START Input for this task

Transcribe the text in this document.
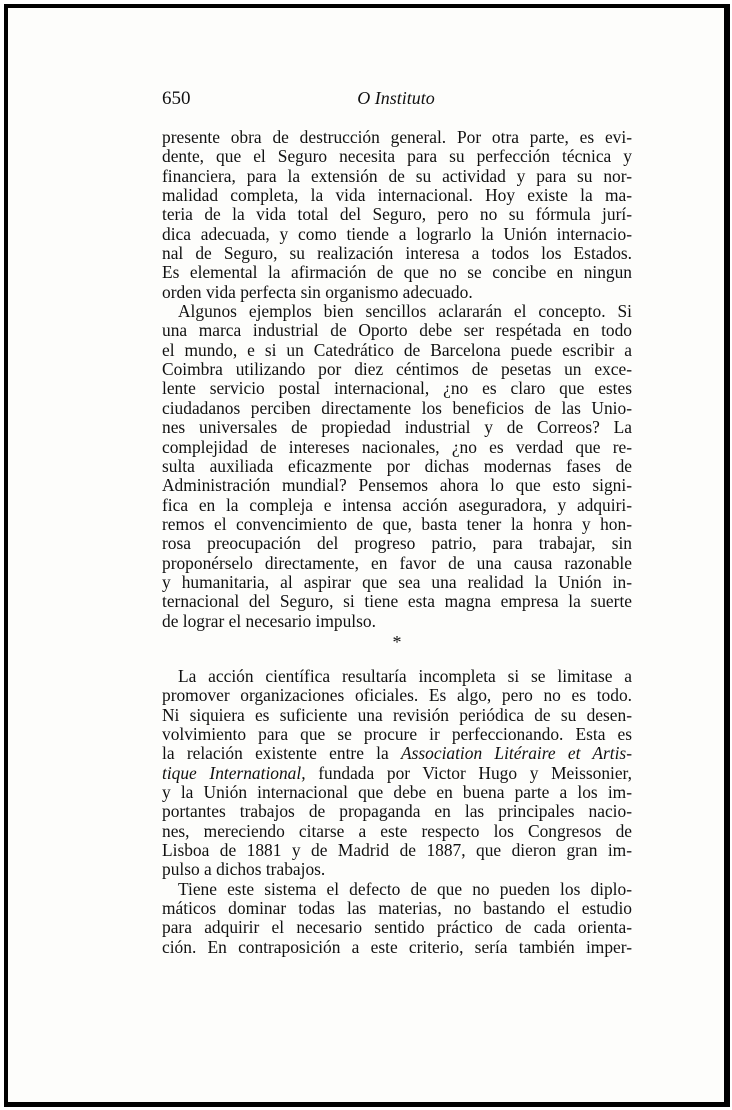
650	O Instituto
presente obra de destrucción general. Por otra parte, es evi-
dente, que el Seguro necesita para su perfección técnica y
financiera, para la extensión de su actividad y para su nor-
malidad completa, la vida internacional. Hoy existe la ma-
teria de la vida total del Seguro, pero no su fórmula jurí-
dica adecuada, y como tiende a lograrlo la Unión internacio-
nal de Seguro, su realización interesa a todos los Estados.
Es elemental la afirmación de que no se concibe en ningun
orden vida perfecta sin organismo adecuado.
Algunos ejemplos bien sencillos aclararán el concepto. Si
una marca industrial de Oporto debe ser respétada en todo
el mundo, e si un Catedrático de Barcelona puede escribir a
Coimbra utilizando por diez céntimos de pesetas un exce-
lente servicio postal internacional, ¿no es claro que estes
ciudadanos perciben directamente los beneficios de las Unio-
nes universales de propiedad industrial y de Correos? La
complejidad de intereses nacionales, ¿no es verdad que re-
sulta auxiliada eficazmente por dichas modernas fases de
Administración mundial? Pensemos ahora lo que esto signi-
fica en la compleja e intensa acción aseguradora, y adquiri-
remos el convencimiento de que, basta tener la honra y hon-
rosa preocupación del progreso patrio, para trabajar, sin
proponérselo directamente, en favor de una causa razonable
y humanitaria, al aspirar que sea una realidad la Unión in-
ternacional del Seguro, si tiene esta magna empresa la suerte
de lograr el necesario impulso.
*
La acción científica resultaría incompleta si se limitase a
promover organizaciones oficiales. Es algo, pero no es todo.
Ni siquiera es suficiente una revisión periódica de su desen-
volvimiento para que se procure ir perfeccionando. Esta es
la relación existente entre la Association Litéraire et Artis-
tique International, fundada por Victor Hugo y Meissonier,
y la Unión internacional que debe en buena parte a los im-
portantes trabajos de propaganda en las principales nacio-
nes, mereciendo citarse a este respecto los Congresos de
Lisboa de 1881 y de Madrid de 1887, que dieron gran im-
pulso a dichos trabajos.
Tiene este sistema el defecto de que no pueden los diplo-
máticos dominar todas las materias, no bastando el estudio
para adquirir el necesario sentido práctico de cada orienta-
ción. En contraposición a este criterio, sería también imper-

END Input for this task

**Goal**
Repeat the data exactly in full, omitting its pictures.

**Complete answer**
Transcribe the text in this document.
650	O Instituto
presente obra de destrucción general. Por otra parte, es evi-
dente, que el Seguro necesita para su perfección técnica y
financiera, para la extensión de su actividad y para su nor-
malidad completa, la vida internacional. Hoy existe la ma-
teria de la vida total del Seguro, pero no su fórmula jurí-
dica adecuada, y como tiende a lograrlo la Unión internacio-
nal de Seguro, su realización interesa a todos los Estados.
Es elemental la afirmación de que no se concibe en ningun
orden vida perfecta sin organismo adecuado.
Algunos ejemplos bien sencillos aclararán el concepto. Si
una marca industrial de Oporto debe ser respétada en todo
el mundo, e si un Catedrático de Barcelona puede escribir a
Coimbra utilizando por diez céntimos de pesetas un exce-
lente servicio postal internacional, ¿no es claro que estes
ciudadanos perciben directamente los beneficios de las Unio-
nes universales de propiedad industrial y de Correos? La
complejidad de intereses nacionales, ¿no es verdad que re-
sulta auxiliada eficazmente por dichas modernas fases de
Administración mundial? Pensemos ahora lo que esto signi-
fica en la compleja e intensa acción aseguradora, y adquiri-
remos el convencimiento de que, basta tener la honra y hon-
rosa preocupación del progreso patrio, para trabajar, sin
proponérselo directamente, en favor de una causa razonable
y humanitaria, al aspirar que sea una realidad la Unión in-
ternacional del Seguro, si tiene esta magna empresa la suerte
de lograr el necesario impulso.
*
La acción científica resultaría incompleta si se limitase a
promover organizaciones oficiales. Es algo, pero no es todo.
Ni siquiera es suficiente una revisión periódica de su desen-
volvimiento para que se procure ir perfeccionando. Esta es
la relación existente entre la Association Litéraire et Artis-
tique International, fundada por Victor Hugo y Meissonier,
y la Unión internacional que debe en buena parte a los im-
portantes trabajos de propaganda en las principales nacio-
nes, mereciendo citarse a este respecto los Congresos de
Lisboa de 1881 y de Madrid de 1887, que dieron gran im-
pulso a dichos trabajos.
Tiene este sistema el defecto de que no pueden los diplo-
máticos dominar todas las materias, no bastando el estudio
para adquirir el necesario sentido práctico de cada orienta-
ción. En contraposición a este criterio, sería también imper-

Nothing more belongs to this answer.